Please write out the data below again with "Number of signals" replaced by "Count of signals" and nothing else altered, omitting the pictures.

[Some data]:
----

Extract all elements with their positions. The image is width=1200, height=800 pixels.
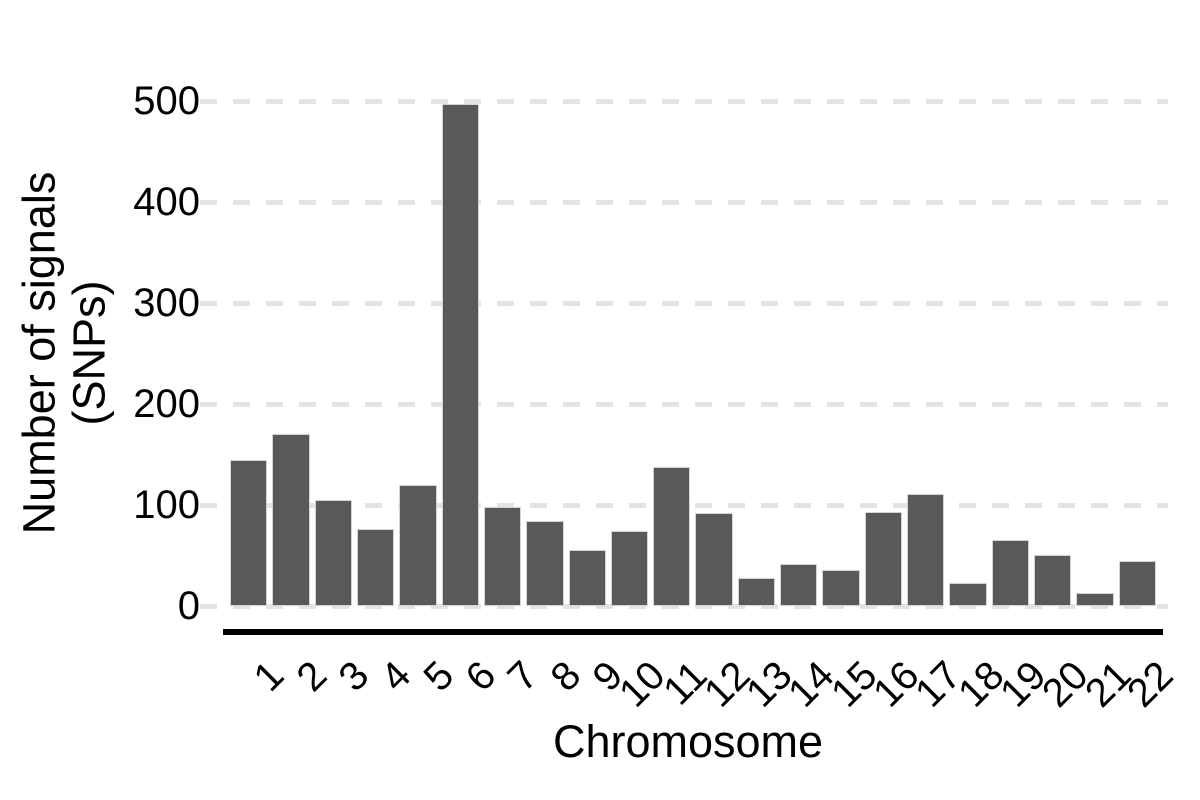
y-axis-title: Number of signals (SNPs) — [13, 171, 115, 535]
bar-chr-3 — [314, 499, 352, 606]
bar-chr-8 — [526, 521, 564, 606]
bar-chr-22 — [1118, 560, 1156, 606]
y-axis-title-wrap: Number of signals (SNPs) — [8, 158, 120, 548]
ytick-label-200: 200 — [133, 382, 200, 426]
bar-chr-4 — [356, 529, 395, 606]
xtick-label-8: 8 — [542, 653, 590, 700]
gridline-0 — [200, 603, 1168, 609]
x-axis-line — [223, 629, 1163, 635]
xtick-label-3: 3 — [330, 653, 378, 700]
bar-chr-9 — [568, 550, 606, 606]
bar-chr-6 — [441, 104, 479, 606]
bar-chr-1 — [230, 459, 268, 606]
bar-chr-5 — [399, 484, 437, 606]
y-axis-title-line1: Number of signals — [13, 171, 65, 535]
bar-chr-17 — [907, 493, 945, 606]
bars-layer — [230, 101, 1156, 606]
bar-chr-14 — [780, 563, 818, 606]
gridline-500 — [200, 98, 1168, 104]
ytick-label-400: 400 — [133, 180, 200, 224]
ytick-label-100: 100 — [133, 483, 200, 527]
bar-chr-15 — [822, 569, 860, 606]
gridline-200 — [200, 401, 1168, 407]
x-axis-title: Chromosome — [552, 716, 824, 767]
bar-chr-20 — [1033, 554, 1072, 606]
xtick-label-2: 2 — [288, 653, 336, 700]
bar-chr-2 — [272, 434, 310, 606]
bar-chr-10 — [610, 531, 649, 606]
ytick-label-500: 500 — [133, 79, 200, 123]
bar-chr-19 — [991, 540, 1029, 606]
xtick-label-5: 5 — [415, 653, 463, 700]
xtick-label-4: 4 — [372, 653, 420, 700]
bar-chr-13 — [737, 577, 776, 606]
bar-chr-7 — [483, 507, 522, 606]
bar-chr-12 — [695, 513, 733, 606]
xtick-label-6: 6 — [457, 653, 505, 700]
ytick-label-0: 0 — [177, 584, 200, 628]
gridline-300 — [200, 300, 1168, 306]
bar-chr-18 — [949, 582, 987, 606]
xtick-label-7: 7 — [499, 653, 547, 700]
bar-chr-11 — [653, 466, 691, 606]
ytick-label-300: 300 — [133, 281, 200, 325]
bar-chr-16 — [864, 512, 902, 606]
bar-chr-21 — [1076, 592, 1114, 606]
xtick-label-1: 1 — [245, 653, 293, 700]
y-axis-title-line2: (SNPs) — [63, 280, 115, 426]
xtick-label-22: 22 — [1118, 653, 1182, 716]
gridline-400 — [200, 199, 1168, 205]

----

[Response]:
Extract all elements with their positions. The image is width=1200, height=800 pixels.
y-axis-title: Count of signals (SNPs) — [13, 171, 115, 535]
bar-chr-3 — [314, 499, 352, 606]
bar-chr-8 — [526, 521, 564, 606]
bar-chr-22 — [1118, 560, 1156, 606]
y-axis-title-wrap: Count of signals (SNPs) — [8, 158, 120, 548]
ytick-label-200: 200 — [133, 382, 200, 426]
bar-chr-4 — [356, 529, 395, 606]
xtick-label-8: 8 — [542, 653, 590, 700]
gridline-0 — [200, 603, 1168, 609]
x-axis-line — [223, 629, 1163, 635]
xtick-label-3: 3 — [330, 653, 378, 700]
bar-chr-9 — [568, 550, 606, 606]
bar-chr-6 — [441, 104, 479, 606]
bar-chr-1 — [230, 459, 268, 606]
bar-chr-5 — [399, 484, 437, 606]
y-axis-title-line1: Count of signals — [13, 171, 65, 535]
bar-chr-17 — [907, 493, 945, 606]
bars-layer — [230, 101, 1156, 606]
bar-chr-14 — [780, 563, 818, 606]
gridline-500 — [200, 98, 1168, 104]
ytick-label-400: 400 — [133, 180, 200, 224]
ytick-label-100: 100 — [133, 483, 200, 527]
bar-chr-15 — [822, 569, 860, 606]
gridline-200 — [200, 401, 1168, 407]
x-axis-title: Chromosome — [552, 716, 824, 767]
bar-chr-20 — [1033, 554, 1072, 606]
xtick-label-2: 2 — [288, 653, 336, 700]
bar-chr-2 — [272, 434, 310, 606]
bar-chr-10 — [610, 531, 649, 606]
ytick-label-500: 500 — [133, 79, 200, 123]
bar-chr-19 — [991, 540, 1029, 606]
xtick-label-5: 5 — [415, 653, 463, 700]
xtick-label-4: 4 — [372, 653, 420, 700]
bar-chr-13 — [737, 577, 776, 606]
bar-chr-7 — [483, 507, 522, 606]
bar-chr-12 — [695, 513, 733, 606]
xtick-label-6: 6 — [457, 653, 505, 700]
ytick-label-0: 0 — [177, 584, 200, 628]
gridline-300 — [200, 300, 1168, 306]
bar-chr-18 — [949, 582, 987, 606]
xtick-label-7: 7 — [499, 653, 547, 700]
bar-chr-11 — [653, 466, 691, 606]
ytick-label-300: 300 — [133, 281, 200, 325]
bar-chr-16 — [864, 512, 902, 606]
bar-chr-21 — [1076, 592, 1114, 606]
xtick-label-1: 1 — [245, 653, 293, 700]
y-axis-title-line2: (SNPs) — [63, 280, 115, 426]
xtick-label-22: 22 — [1118, 653, 1182, 716]
gridline-400 — [200, 199, 1168, 205]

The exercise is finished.